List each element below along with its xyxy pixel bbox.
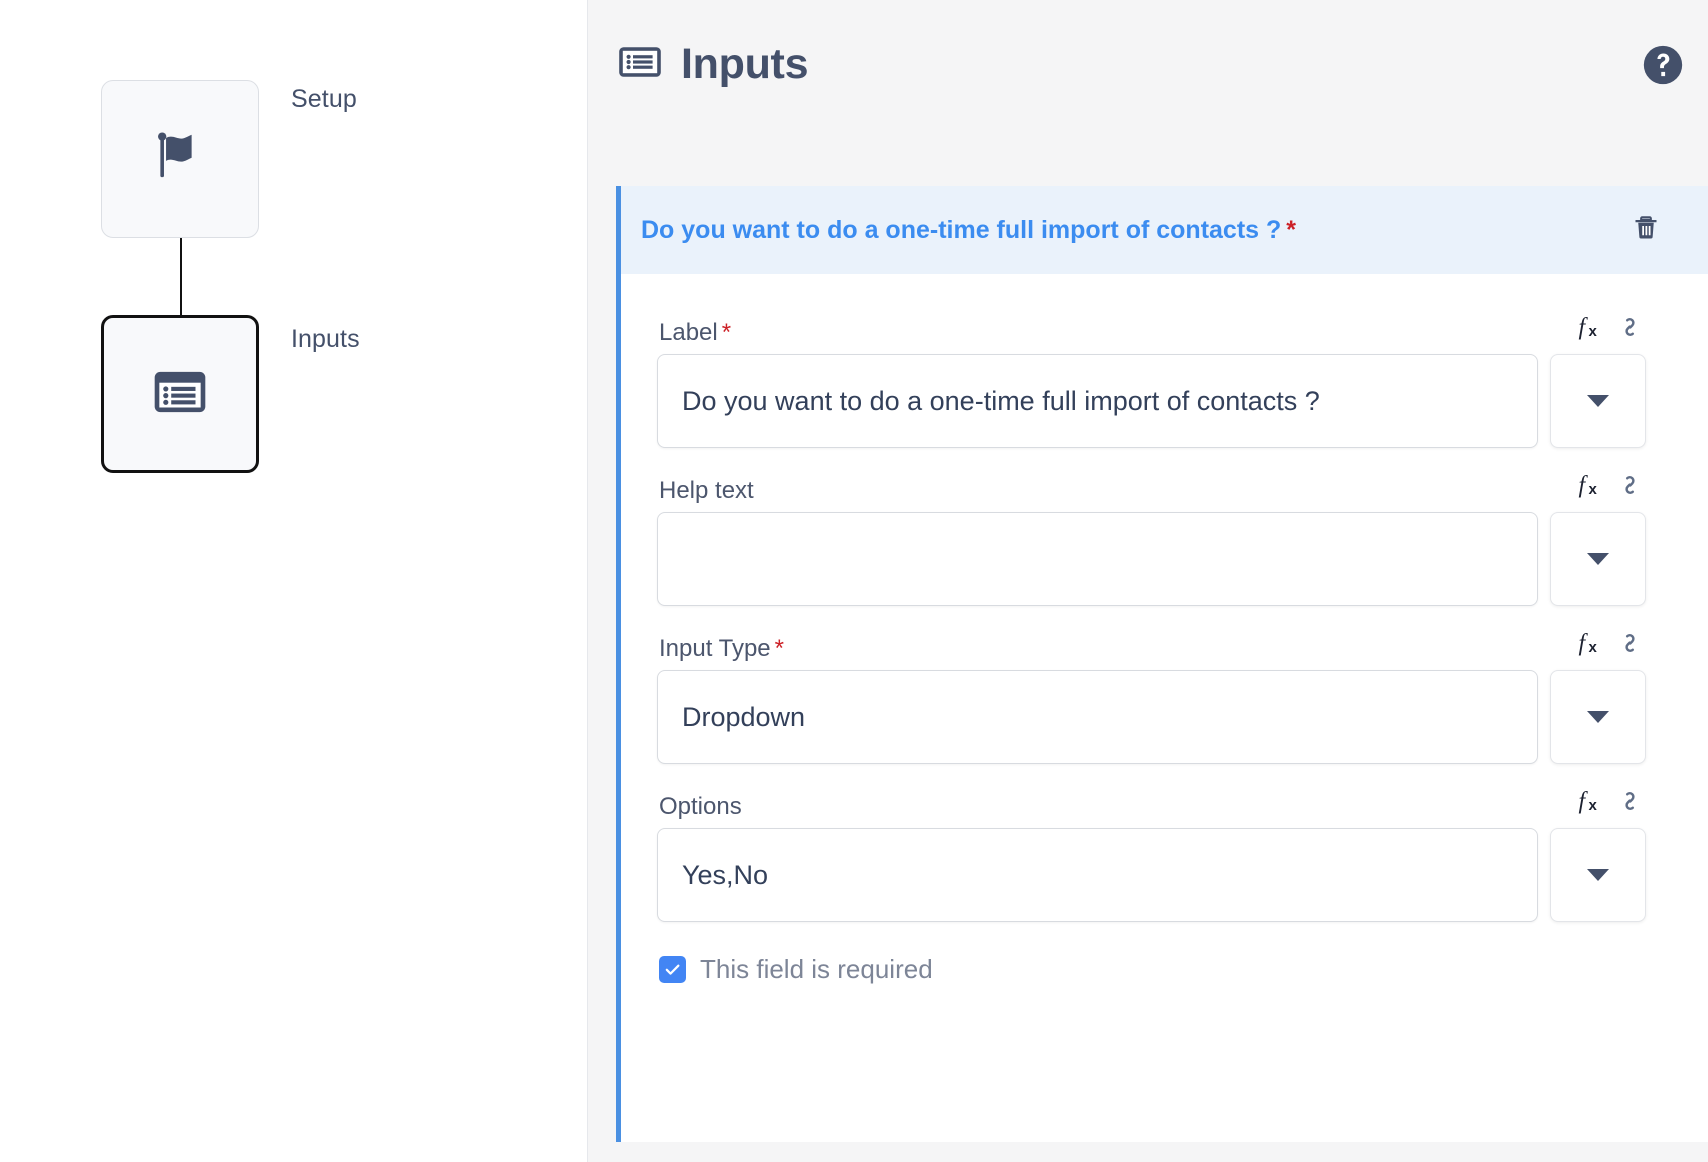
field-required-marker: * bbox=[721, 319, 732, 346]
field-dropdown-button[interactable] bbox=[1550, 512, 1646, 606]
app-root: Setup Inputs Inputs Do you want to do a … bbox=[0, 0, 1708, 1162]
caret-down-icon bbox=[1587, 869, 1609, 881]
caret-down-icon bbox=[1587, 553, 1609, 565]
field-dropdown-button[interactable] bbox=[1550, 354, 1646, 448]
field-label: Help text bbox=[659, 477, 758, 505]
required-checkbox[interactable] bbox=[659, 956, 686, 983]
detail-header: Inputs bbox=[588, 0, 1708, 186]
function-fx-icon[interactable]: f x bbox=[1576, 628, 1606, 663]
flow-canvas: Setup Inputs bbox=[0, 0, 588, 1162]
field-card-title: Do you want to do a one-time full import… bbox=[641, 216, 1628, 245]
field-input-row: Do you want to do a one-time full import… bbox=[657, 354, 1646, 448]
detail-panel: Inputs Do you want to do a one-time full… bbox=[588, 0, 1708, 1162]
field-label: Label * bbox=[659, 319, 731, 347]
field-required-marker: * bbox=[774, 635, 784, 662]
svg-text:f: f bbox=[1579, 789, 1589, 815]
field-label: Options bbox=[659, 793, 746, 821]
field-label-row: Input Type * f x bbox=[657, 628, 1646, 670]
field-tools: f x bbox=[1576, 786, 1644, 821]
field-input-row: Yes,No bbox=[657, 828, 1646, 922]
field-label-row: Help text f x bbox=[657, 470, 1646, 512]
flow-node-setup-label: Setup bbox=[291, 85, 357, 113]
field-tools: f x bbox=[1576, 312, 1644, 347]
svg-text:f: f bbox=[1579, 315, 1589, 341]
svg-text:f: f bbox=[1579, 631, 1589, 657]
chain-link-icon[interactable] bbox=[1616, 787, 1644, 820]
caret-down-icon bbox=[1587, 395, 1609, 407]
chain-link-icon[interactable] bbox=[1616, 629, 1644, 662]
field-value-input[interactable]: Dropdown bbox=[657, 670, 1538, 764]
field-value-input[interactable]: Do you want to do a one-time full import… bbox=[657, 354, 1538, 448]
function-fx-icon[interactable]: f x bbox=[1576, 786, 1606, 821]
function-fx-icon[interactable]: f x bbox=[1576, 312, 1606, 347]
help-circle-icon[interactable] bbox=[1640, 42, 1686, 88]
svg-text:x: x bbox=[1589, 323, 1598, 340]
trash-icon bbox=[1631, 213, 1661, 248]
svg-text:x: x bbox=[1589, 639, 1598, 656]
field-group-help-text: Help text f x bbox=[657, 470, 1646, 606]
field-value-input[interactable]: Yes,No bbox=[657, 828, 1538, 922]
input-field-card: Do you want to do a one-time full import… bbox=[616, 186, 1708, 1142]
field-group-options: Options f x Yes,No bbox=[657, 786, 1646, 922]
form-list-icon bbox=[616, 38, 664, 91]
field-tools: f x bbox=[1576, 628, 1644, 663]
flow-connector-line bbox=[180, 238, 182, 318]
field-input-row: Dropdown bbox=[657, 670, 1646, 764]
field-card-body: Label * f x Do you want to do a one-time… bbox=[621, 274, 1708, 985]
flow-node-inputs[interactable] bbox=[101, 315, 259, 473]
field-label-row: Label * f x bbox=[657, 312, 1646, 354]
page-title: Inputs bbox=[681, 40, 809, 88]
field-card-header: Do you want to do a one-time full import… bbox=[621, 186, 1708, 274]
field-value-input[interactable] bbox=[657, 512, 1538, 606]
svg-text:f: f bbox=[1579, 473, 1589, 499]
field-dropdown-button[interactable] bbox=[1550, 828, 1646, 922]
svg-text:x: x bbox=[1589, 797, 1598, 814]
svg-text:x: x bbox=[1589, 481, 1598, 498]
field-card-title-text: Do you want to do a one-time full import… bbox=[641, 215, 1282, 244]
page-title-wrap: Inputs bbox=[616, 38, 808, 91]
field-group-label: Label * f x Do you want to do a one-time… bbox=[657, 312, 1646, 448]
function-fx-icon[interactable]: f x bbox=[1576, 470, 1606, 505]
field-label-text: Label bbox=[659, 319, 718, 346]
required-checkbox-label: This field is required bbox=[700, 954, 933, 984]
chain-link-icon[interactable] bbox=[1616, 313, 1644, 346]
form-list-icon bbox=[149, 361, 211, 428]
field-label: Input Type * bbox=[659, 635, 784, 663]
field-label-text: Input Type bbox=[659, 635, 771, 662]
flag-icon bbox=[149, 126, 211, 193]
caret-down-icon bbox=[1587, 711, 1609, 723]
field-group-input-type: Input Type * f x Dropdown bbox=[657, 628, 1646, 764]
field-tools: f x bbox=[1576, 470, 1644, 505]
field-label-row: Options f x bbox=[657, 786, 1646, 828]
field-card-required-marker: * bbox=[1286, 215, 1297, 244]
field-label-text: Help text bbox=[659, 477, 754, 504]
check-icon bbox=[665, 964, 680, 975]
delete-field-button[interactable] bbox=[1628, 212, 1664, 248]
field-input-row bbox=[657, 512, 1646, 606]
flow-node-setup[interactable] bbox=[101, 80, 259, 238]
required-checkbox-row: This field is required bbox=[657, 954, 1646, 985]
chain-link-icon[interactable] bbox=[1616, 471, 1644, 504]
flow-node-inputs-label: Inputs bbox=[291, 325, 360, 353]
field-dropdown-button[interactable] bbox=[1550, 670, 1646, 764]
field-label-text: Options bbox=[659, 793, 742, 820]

* [Written problem]:
Update the records by replacing every occurrence of "field-label-row" with "field-heading-row", leaving everything else unchanged, and omit the pictures from your answer.

* [Exercise solution]:
List each element below along with its xyxy pixel bbox.
field-required-marker: * bbox=[721, 319, 732, 346]
field-dropdown-button[interactable] bbox=[1550, 512, 1646, 606]
app-root: Setup Inputs Inputs Do you want to do a … bbox=[0, 0, 1708, 1162]
caret-down-icon bbox=[1587, 869, 1609, 881]
caret-down-icon bbox=[1587, 553, 1609, 565]
field-dropdown-button[interactable] bbox=[1550, 354, 1646, 448]
field-label: Help text bbox=[659, 477, 758, 505]
required-checkbox[interactable] bbox=[659, 956, 686, 983]
detail-header: Inputs bbox=[588, 0, 1708, 186]
function-fx-icon[interactable]: f x bbox=[1576, 628, 1606, 663]
flow-canvas: Setup Inputs bbox=[0, 0, 588, 1162]
field-card-title: Do you want to do a one-time full import… bbox=[641, 216, 1628, 245]
field-input-row: Do you want to do a one-time full import… bbox=[657, 354, 1646, 448]
detail-panel: Inputs Do you want to do a one-time full… bbox=[588, 0, 1708, 1162]
field-label: Label * bbox=[659, 319, 731, 347]
field-required-marker: * bbox=[774, 635, 784, 662]
svg-text:f: f bbox=[1579, 789, 1589, 815]
field-label: Options bbox=[659, 793, 746, 821]
field-heading-row: Input Type * f x bbox=[657, 628, 1646, 670]
field-tools: f x bbox=[1576, 786, 1644, 821]
field-input-row: Yes,No bbox=[657, 828, 1646, 922]
field-heading-row: Help text f x bbox=[657, 470, 1646, 512]
flow-node-setup-label: Setup bbox=[291, 85, 357, 113]
field-tools: f x bbox=[1576, 312, 1644, 347]
svg-text:f: f bbox=[1579, 315, 1589, 341]
svg-text:f: f bbox=[1579, 631, 1589, 657]
chain-link-icon[interactable] bbox=[1616, 787, 1644, 820]
caret-down-icon bbox=[1587, 395, 1609, 407]
chain-link-icon[interactable] bbox=[1616, 629, 1644, 662]
field-value-input[interactable]: Dropdown bbox=[657, 670, 1538, 764]
field-value-input[interactable]: Do you want to do a one-time full import… bbox=[657, 354, 1538, 448]
function-fx-icon[interactable]: f x bbox=[1576, 786, 1606, 821]
function-fx-icon[interactable]: f x bbox=[1576, 312, 1606, 347]
help-circle-icon[interactable] bbox=[1640, 42, 1686, 88]
svg-text:x: x bbox=[1589, 323, 1598, 340]
trash-icon bbox=[1631, 213, 1661, 248]
svg-text:x: x bbox=[1589, 639, 1598, 656]
field-group-help-text: Help text f x bbox=[657, 470, 1646, 606]
field-value-input[interactable]: Yes,No bbox=[657, 828, 1538, 922]
input-field-card: Do you want to do a one-time full import… bbox=[616, 186, 1708, 1142]
field-group-options: Options f x Yes,No bbox=[657, 786, 1646, 922]
form-list-icon bbox=[616, 38, 664, 91]
field-tools: f x bbox=[1576, 628, 1644, 663]
flow-connector-line bbox=[180, 238, 182, 318]
field-input-row: Dropdown bbox=[657, 670, 1646, 764]
field-card-body: Label * f x Do you want to do a one-time… bbox=[621, 274, 1708, 985]
flow-node-inputs[interactable] bbox=[101, 315, 259, 473]
field-heading-row: Label * f x bbox=[657, 312, 1646, 354]
page-title: Inputs bbox=[681, 40, 809, 88]
field-card-header: Do you want to do a one-time full import… bbox=[621, 186, 1708, 274]
field-value-input[interactable] bbox=[657, 512, 1538, 606]
svg-text:f: f bbox=[1579, 473, 1589, 499]
field-dropdown-button[interactable] bbox=[1550, 828, 1646, 922]
svg-text:x: x bbox=[1589, 797, 1598, 814]
svg-text:x: x bbox=[1589, 481, 1598, 498]
field-card-title-text: Do you want to do a one-time full import… bbox=[641, 215, 1282, 244]
page-title-wrap: Inputs bbox=[616, 38, 808, 91]
field-group-label: Label * f x Do you want to do a one-time… bbox=[657, 312, 1646, 448]
function-fx-icon[interactable]: f x bbox=[1576, 470, 1606, 505]
field-label-text: Label bbox=[659, 319, 718, 346]
required-checkbox-label: This field is required bbox=[700, 954, 933, 984]
chain-link-icon[interactable] bbox=[1616, 313, 1644, 346]
form-list-icon bbox=[149, 361, 211, 428]
field-label: Input Type * bbox=[659, 635, 784, 663]
field-label-text: Input Type bbox=[659, 635, 771, 662]
flag-icon bbox=[149, 126, 211, 193]
caret-down-icon bbox=[1587, 711, 1609, 723]
field-group-input-type: Input Type * f x Dropdown bbox=[657, 628, 1646, 764]
field-tools: f x bbox=[1576, 470, 1644, 505]
field-heading-row: Options f x bbox=[657, 786, 1646, 828]
field-card-required-marker: * bbox=[1286, 215, 1297, 244]
field-label-text: Help text bbox=[659, 477, 754, 504]
check-icon bbox=[665, 964, 680, 975]
delete-field-button[interactable] bbox=[1628, 212, 1664, 248]
field-input-row bbox=[657, 512, 1646, 606]
flow-node-setup[interactable] bbox=[101, 80, 259, 238]
required-checkbox-row: This field is required bbox=[657, 954, 1646, 985]
chain-link-icon[interactable] bbox=[1616, 471, 1644, 504]
flow-node-inputs-label: Inputs bbox=[291, 325, 360, 353]
field-dropdown-button[interactable] bbox=[1550, 670, 1646, 764]
field-label-text: Options bbox=[659, 793, 742, 820]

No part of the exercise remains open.